● **Exercise requirements**:
From the listing that follows, output everything exactly except the pictures.

● **Available data**:
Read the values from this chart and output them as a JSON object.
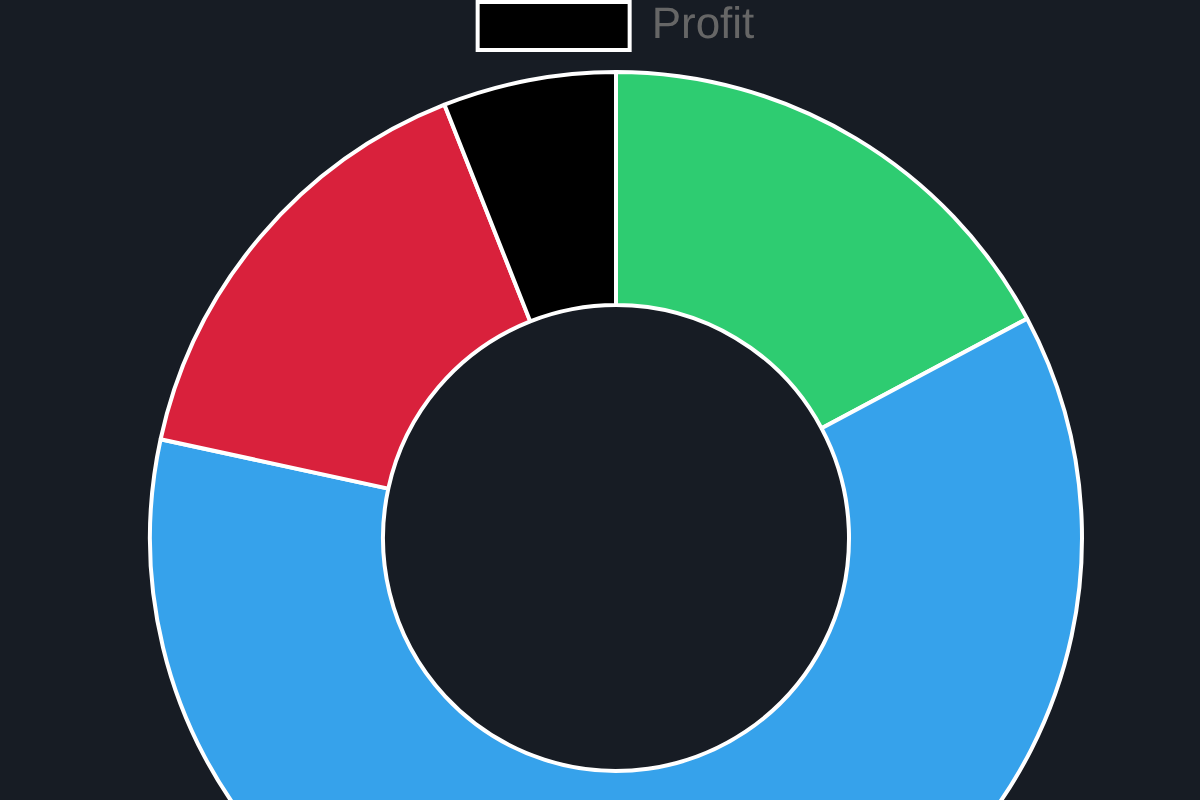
{
  "chart_data": {
    "type": "donut",
    "categories": [
      null,
      null,
      null,
      "Profit"
    ],
    "values": [
      17.2,
      61.2,
      15.6,
      6.0
    ],
    "colors": [
      "#2ecc71",
      "#36a2eb",
      "#d9213c",
      "#000000"
    ],
    "legend": "top"
  }
}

● **Answer to this task**:
Read the values from this chart and output them as a JSON object.
{
  "chart_data": {
    "type": "donut",
    "categories": [
      null,
      null,
      null,
      "Profit"
    ],
    "values": [
      17.2,
      61.2,
      15.6,
      6.0
    ],
    "colors": [
      "#2ecc71",
      "#36a2eb",
      "#d9213c",
      "#000000"
    ],
    "legend": "top"
  }
}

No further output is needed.